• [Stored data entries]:
·····
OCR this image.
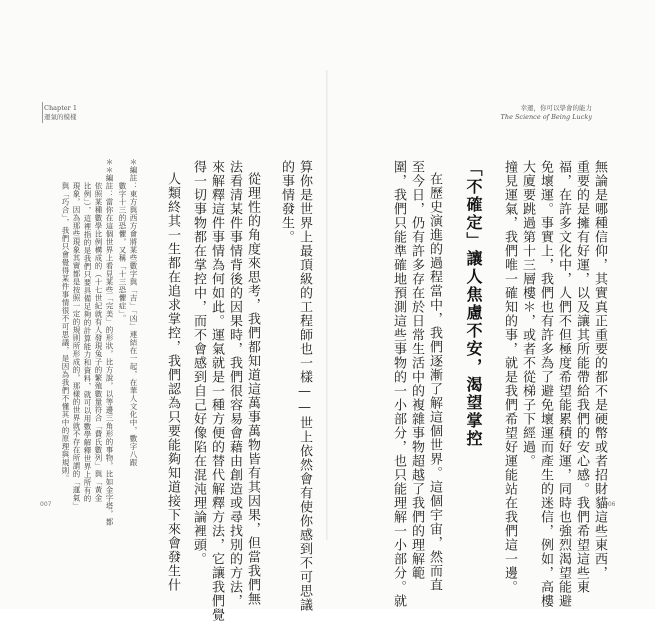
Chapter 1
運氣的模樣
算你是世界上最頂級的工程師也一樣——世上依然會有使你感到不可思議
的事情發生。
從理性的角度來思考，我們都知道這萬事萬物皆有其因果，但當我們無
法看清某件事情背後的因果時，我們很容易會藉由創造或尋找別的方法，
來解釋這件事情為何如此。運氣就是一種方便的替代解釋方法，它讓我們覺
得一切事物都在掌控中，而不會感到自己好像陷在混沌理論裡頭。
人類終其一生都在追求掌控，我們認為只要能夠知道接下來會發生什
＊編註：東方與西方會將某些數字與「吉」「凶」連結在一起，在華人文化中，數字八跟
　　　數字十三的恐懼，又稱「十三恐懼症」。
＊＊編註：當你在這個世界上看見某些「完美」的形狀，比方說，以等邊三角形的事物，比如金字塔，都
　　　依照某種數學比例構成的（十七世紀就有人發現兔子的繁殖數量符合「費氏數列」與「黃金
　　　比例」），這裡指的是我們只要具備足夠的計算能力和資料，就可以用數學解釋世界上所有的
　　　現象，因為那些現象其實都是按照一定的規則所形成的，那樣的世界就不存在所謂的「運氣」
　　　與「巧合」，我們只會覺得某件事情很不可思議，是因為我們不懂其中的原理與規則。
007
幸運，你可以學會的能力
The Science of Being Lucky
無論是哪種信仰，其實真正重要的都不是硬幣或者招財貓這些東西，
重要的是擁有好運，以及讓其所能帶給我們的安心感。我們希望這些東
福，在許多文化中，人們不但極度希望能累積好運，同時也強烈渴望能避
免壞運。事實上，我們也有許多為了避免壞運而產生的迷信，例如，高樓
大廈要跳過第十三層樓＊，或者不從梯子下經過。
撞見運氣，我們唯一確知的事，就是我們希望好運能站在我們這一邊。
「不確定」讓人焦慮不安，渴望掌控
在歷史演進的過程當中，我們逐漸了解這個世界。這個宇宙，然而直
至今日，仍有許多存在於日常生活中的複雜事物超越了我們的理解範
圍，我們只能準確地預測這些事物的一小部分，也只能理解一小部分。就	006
·····
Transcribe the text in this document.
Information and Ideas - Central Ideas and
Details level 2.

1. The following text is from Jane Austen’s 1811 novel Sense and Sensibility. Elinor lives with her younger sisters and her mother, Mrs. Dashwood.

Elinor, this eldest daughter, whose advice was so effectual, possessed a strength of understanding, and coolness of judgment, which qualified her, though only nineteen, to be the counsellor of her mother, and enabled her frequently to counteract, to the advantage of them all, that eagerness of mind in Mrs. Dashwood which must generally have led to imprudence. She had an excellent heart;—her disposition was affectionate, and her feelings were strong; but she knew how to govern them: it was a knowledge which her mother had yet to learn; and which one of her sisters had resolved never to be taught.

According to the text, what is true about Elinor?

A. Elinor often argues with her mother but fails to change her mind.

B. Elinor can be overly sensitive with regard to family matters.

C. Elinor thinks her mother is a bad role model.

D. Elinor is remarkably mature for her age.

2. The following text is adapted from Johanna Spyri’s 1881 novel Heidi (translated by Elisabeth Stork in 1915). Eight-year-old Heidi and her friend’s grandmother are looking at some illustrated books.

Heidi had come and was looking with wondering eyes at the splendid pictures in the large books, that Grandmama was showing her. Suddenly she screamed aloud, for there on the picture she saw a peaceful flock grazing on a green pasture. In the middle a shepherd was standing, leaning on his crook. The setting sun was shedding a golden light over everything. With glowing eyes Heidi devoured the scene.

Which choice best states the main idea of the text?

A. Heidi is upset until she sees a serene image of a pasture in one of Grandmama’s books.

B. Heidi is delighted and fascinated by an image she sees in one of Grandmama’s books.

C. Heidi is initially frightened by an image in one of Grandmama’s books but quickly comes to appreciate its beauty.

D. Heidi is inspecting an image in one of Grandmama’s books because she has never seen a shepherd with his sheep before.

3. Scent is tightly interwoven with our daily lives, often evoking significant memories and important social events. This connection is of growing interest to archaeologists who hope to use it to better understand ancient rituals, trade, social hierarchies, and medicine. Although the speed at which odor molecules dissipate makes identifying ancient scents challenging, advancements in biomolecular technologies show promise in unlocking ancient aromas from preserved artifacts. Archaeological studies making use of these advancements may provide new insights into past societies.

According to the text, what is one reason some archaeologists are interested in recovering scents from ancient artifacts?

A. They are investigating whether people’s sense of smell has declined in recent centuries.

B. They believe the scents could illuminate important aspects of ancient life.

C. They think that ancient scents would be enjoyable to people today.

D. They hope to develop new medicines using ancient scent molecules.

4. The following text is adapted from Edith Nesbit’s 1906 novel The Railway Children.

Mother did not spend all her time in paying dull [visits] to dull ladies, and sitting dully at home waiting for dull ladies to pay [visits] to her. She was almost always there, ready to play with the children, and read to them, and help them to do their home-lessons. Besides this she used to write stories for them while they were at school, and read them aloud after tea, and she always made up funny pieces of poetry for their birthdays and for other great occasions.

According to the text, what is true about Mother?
·····
• [Written problem]: Report how many lines of the records above contain the word "archaeologists", giving only the number.

• [Complete output]: 2